--- Start GIVEN DATA ---
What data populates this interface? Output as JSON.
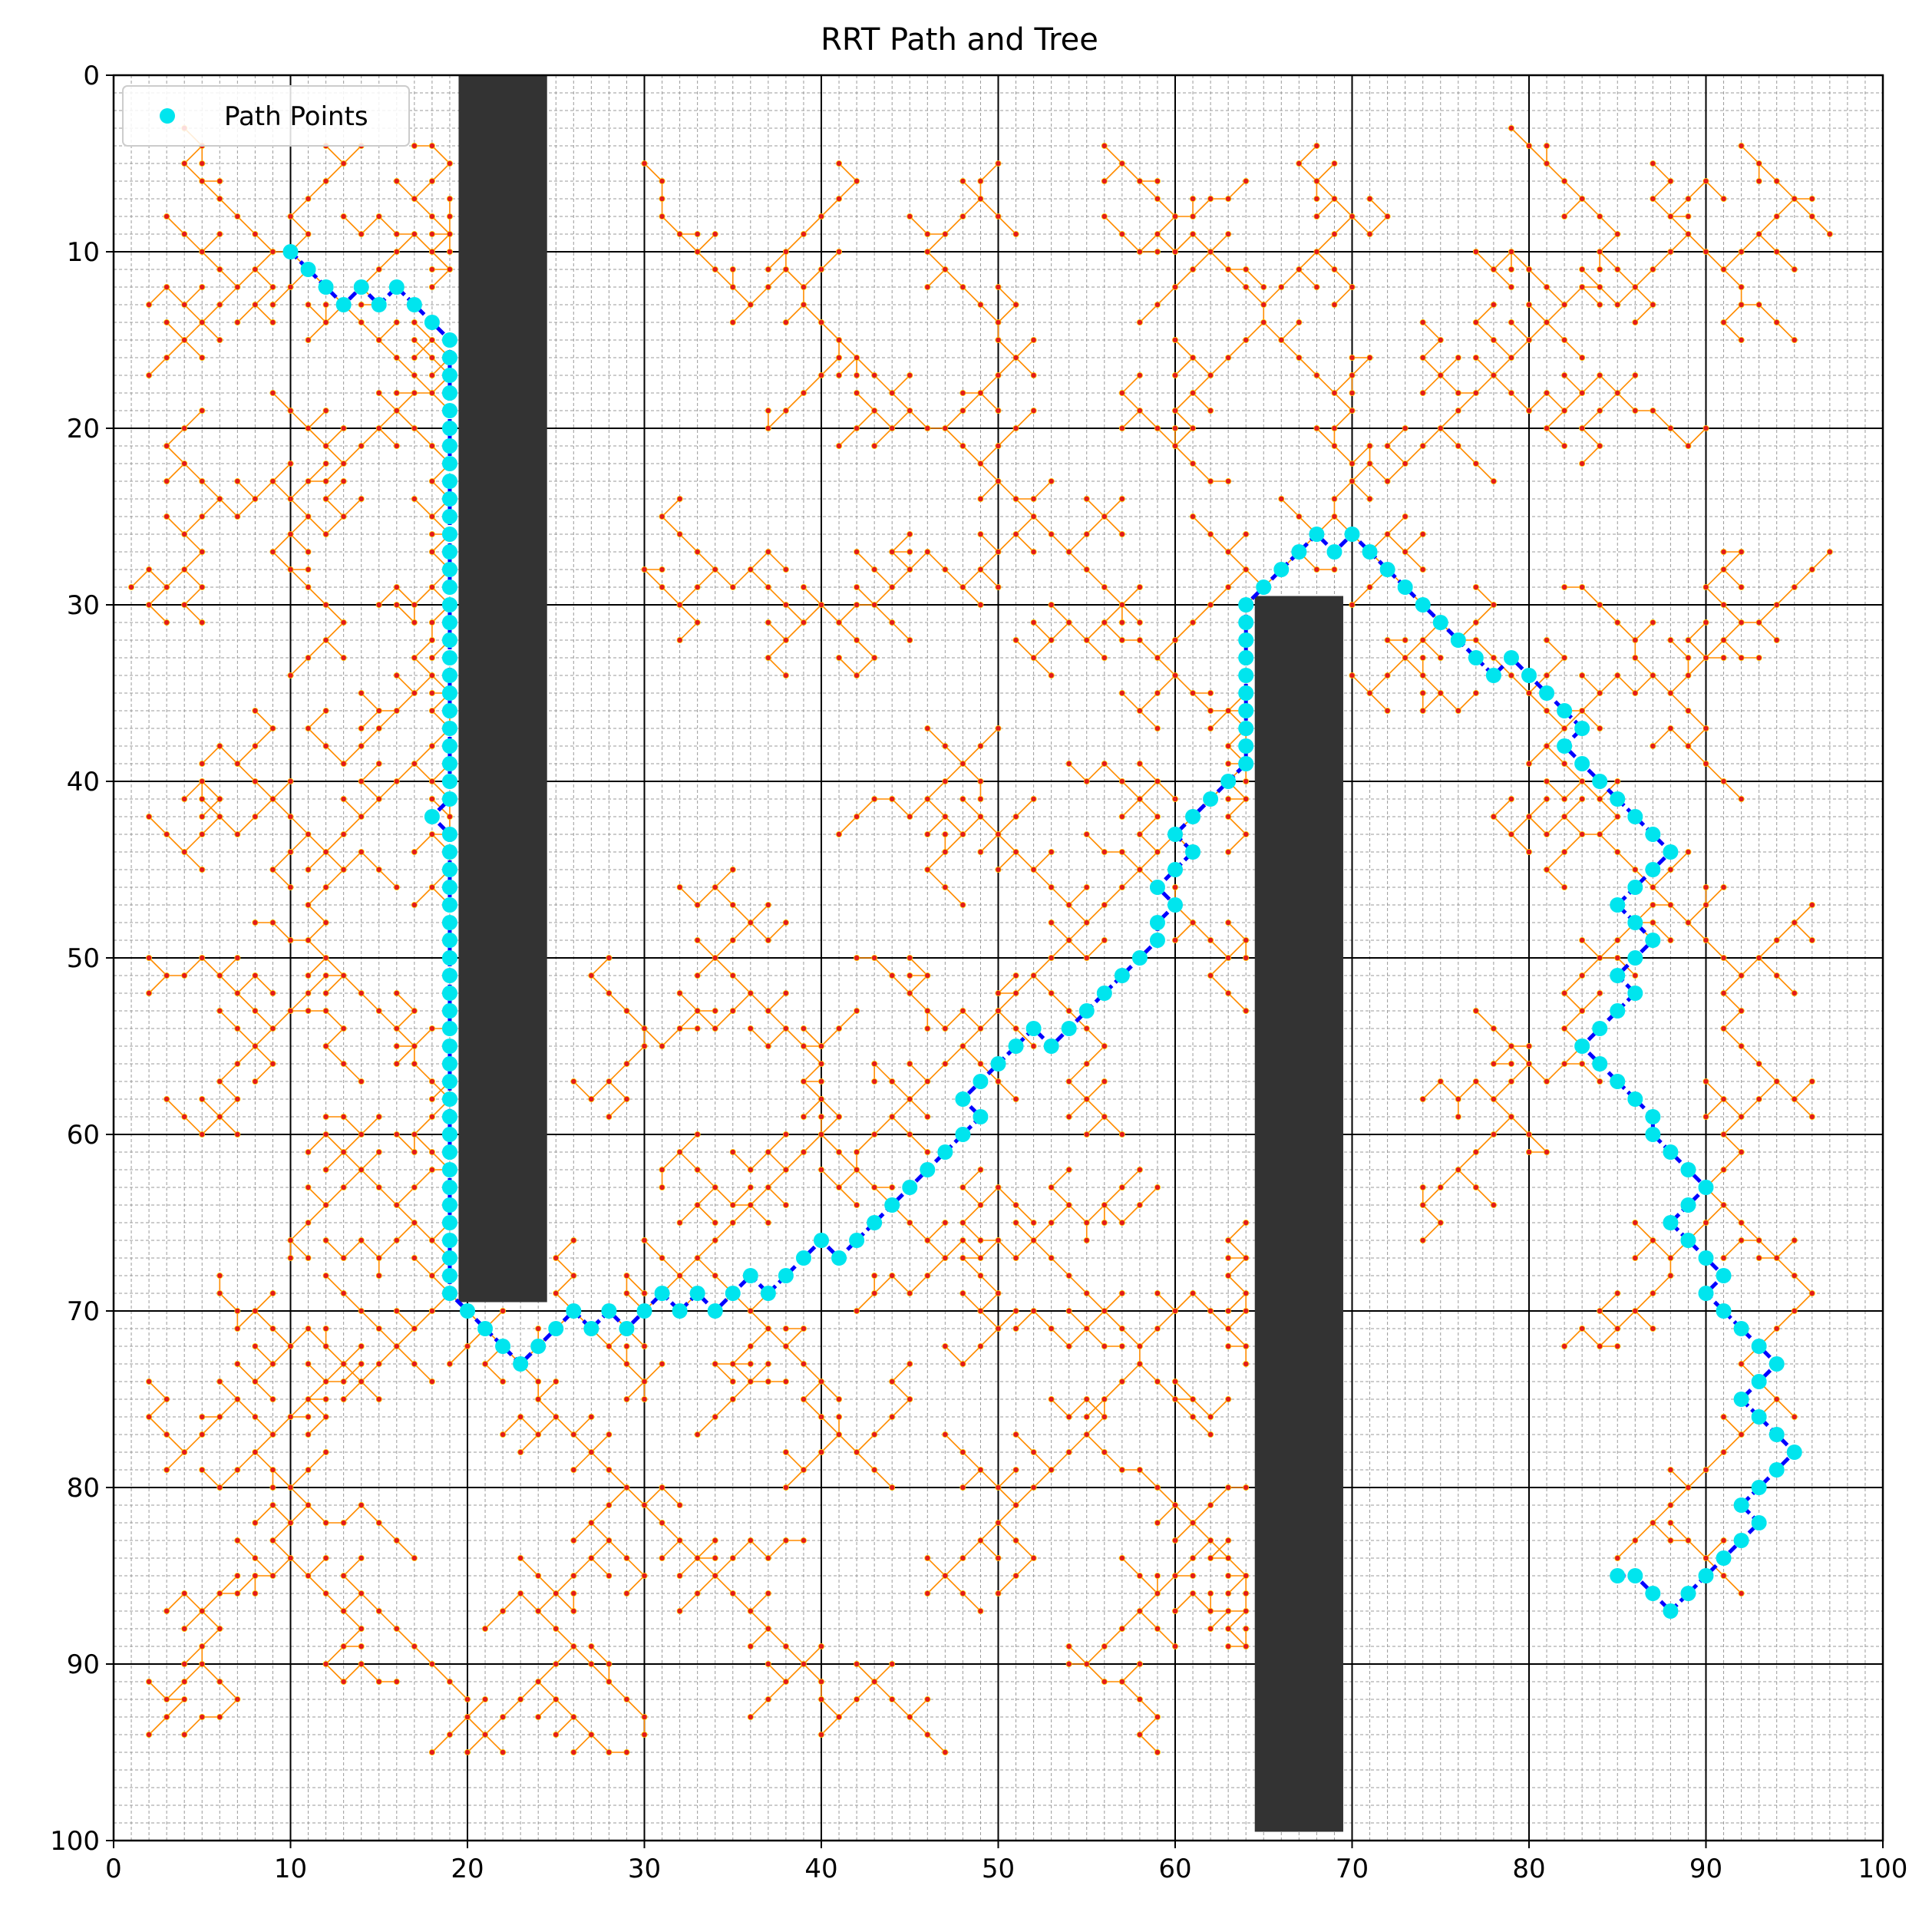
{
  "chart_data": {
    "type": "scatter",
    "title": "RRT Path and Tree",
    "xlabel": "",
    "ylabel": "",
    "xlim": [
      0,
      100
    ],
    "ylim": [
      100,
      0
    ],
    "y_inverted": true,
    "x_ticks": [
      0,
      10,
      20,
      30,
      40,
      50,
      60,
      70,
      80,
      90,
      100
    ],
    "y_ticks": [
      0,
      10,
      20,
      30,
      40,
      50,
      60,
      70,
      80,
      90,
      100
    ],
    "grid": true,
    "minor_grid": true,
    "legend": {
      "position": "top-left",
      "entries": [
        "Path Points"
      ]
    },
    "colors": {
      "path_points": "#00e5ee",
      "path_line": "#0000ff",
      "tree_edges": "#ff8c00",
      "tree_nodes": "#e31a1c",
      "obstacles": "#333333"
    },
    "obstacles": [
      {
        "x": [
          19.5,
          24.5
        ],
        "y": [
          0,
          69.5
        ]
      },
      {
        "x": [
          64.5,
          69.5
        ],
        "y": [
          29.5,
          99.5
        ]
      }
    ],
    "series": [
      {
        "name": "Path Points",
        "points": [
          [
            10,
            10
          ],
          [
            11,
            11
          ],
          [
            12,
            12
          ],
          [
            13,
            13
          ],
          [
            14,
            12
          ],
          [
            15,
            13
          ],
          [
            16,
            12
          ],
          [
            17,
            13
          ],
          [
            18,
            14
          ],
          [
            19,
            15
          ],
          [
            19,
            16
          ],
          [
            19,
            17
          ],
          [
            19,
            18
          ],
          [
            19,
            19
          ],
          [
            19,
            20
          ],
          [
            19,
            21
          ],
          [
            19,
            22
          ],
          [
            19,
            23
          ],
          [
            19,
            24
          ],
          [
            19,
            25
          ],
          [
            19,
            26
          ],
          [
            19,
            27
          ],
          [
            19,
            28
          ],
          [
            19,
            29
          ],
          [
            19,
            30
          ],
          [
            19,
            31
          ],
          [
            19,
            32
          ],
          [
            19,
            33
          ],
          [
            19,
            34
          ],
          [
            19,
            35
          ],
          [
            19,
            36
          ],
          [
            19,
            37
          ],
          [
            19,
            38
          ],
          [
            19,
            39
          ],
          [
            19,
            40
          ],
          [
            19,
            41
          ],
          [
            18,
            42
          ],
          [
            19,
            43
          ],
          [
            19,
            44
          ],
          [
            19,
            45
          ],
          [
            19,
            46
          ],
          [
            19,
            47
          ],
          [
            19,
            48
          ],
          [
            19,
            49
          ],
          [
            19,
            50
          ],
          [
            19,
            51
          ],
          [
            19,
            52
          ],
          [
            19,
            53
          ],
          [
            19,
            54
          ],
          [
            19,
            55
          ],
          [
            19,
            56
          ],
          [
            19,
            57
          ],
          [
            19,
            58
          ],
          [
            19,
            59
          ],
          [
            19,
            60
          ],
          [
            19,
            61
          ],
          [
            19,
            62
          ],
          [
            19,
            63
          ],
          [
            19,
            64
          ],
          [
            19,
            65
          ],
          [
            19,
            66
          ],
          [
            19,
            67
          ],
          [
            19,
            68
          ],
          [
            19,
            69
          ],
          [
            20,
            70
          ],
          [
            21,
            71
          ],
          [
            22,
            72
          ],
          [
            23,
            73
          ],
          [
            24,
            72
          ],
          [
            25,
            71
          ],
          [
            26,
            70
          ],
          [
            27,
            71
          ],
          [
            28,
            70
          ],
          [
            29,
            71
          ],
          [
            30,
            70
          ],
          [
            31,
            69
          ],
          [
            32,
            70
          ],
          [
            33,
            69
          ],
          [
            34,
            70
          ],
          [
            35,
            69
          ],
          [
            36,
            68
          ],
          [
            37,
            69
          ],
          [
            38,
            68
          ],
          [
            39,
            67
          ],
          [
            40,
            66
          ],
          [
            41,
            67
          ],
          [
            42,
            66
          ],
          [
            43,
            65
          ],
          [
            44,
            64
          ],
          [
            45,
            63
          ],
          [
            46,
            62
          ],
          [
            47,
            61
          ],
          [
            48,
            60
          ],
          [
            49,
            59
          ],
          [
            48,
            58
          ],
          [
            49,
            57
          ],
          [
            50,
            56
          ],
          [
            51,
            55
          ],
          [
            52,
            54
          ],
          [
            53,
            55
          ],
          [
            54,
            54
          ],
          [
            55,
            53
          ],
          [
            56,
            52
          ],
          [
            57,
            51
          ],
          [
            58,
            50
          ],
          [
            59,
            49
          ],
          [
            59,
            48
          ],
          [
            60,
            47
          ],
          [
            59,
            46
          ],
          [
            60,
            45
          ],
          [
            61,
            44
          ],
          [
            60,
            43
          ],
          [
            61,
            42
          ],
          [
            62,
            41
          ],
          [
            63,
            40
          ],
          [
            64,
            39
          ],
          [
            64,
            38
          ],
          [
            64,
            37
          ],
          [
            64,
            36
          ],
          [
            64,
            35
          ],
          [
            64,
            34
          ],
          [
            64,
            33
          ],
          [
            64,
            32
          ],
          [
            64,
            31
          ],
          [
            64,
            30
          ],
          [
            65,
            29
          ],
          [
            66,
            28
          ],
          [
            67,
            27
          ],
          [
            68,
            26
          ],
          [
            69,
            27
          ],
          [
            70,
            26
          ],
          [
            71,
            27
          ],
          [
            72,
            28
          ],
          [
            73,
            29
          ],
          [
            74,
            30
          ],
          [
            75,
            31
          ],
          [
            76,
            32
          ],
          [
            77,
            33
          ],
          [
            78,
            34
          ],
          [
            79,
            33
          ],
          [
            80,
            34
          ],
          [
            81,
            35
          ],
          [
            82,
            36
          ],
          [
            83,
            37
          ],
          [
            82,
            38
          ],
          [
            83,
            39
          ],
          [
            84,
            40
          ],
          [
            85,
            41
          ],
          [
            86,
            42
          ],
          [
            87,
            43
          ],
          [
            88,
            44
          ],
          [
            87,
            45
          ],
          [
            86,
            46
          ],
          [
            85,
            47
          ],
          [
            86,
            48
          ],
          [
            87,
            49
          ],
          [
            86,
            50
          ],
          [
            85,
            51
          ],
          [
            86,
            52
          ],
          [
            85,
            53
          ],
          [
            84,
            54
          ],
          [
            83,
            55
          ],
          [
            84,
            56
          ],
          [
            85,
            57
          ],
          [
            86,
            58
          ],
          [
            87,
            59
          ],
          [
            87,
            60
          ],
          [
            88,
            61
          ],
          [
            89,
            62
          ],
          [
            90,
            63
          ],
          [
            89,
            64
          ],
          [
            88,
            65
          ],
          [
            89,
            66
          ],
          [
            90,
            67
          ],
          [
            91,
            68
          ],
          [
            90,
            69
          ],
          [
            91,
            70
          ],
          [
            92,
            71
          ],
          [
            93,
            72
          ],
          [
            94,
            73
          ],
          [
            93,
            74
          ],
          [
            92,
            75
          ],
          [
            93,
            76
          ],
          [
            94,
            77
          ],
          [
            95,
            78
          ],
          [
            94,
            79
          ],
          [
            93,
            80
          ],
          [
            92,
            81
          ],
          [
            93,
            82
          ],
          [
            92,
            83
          ],
          [
            91,
            84
          ],
          [
            90,
            85
          ],
          [
            89,
            86
          ],
          [
            88,
            87
          ],
          [
            87,
            86
          ],
          [
            86,
            85
          ],
          [
            85,
            85
          ]
        ]
      }
    ]
  }
}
--- End GIVEN DATA ---
EXERCISE INSTRUCTIONS: Only lines with the word "true" are wanted, so copy each one from the records.

WRITTEN ANSWER:
    "y_inverted": true,
    "grid": true,
    "minor_grid": true,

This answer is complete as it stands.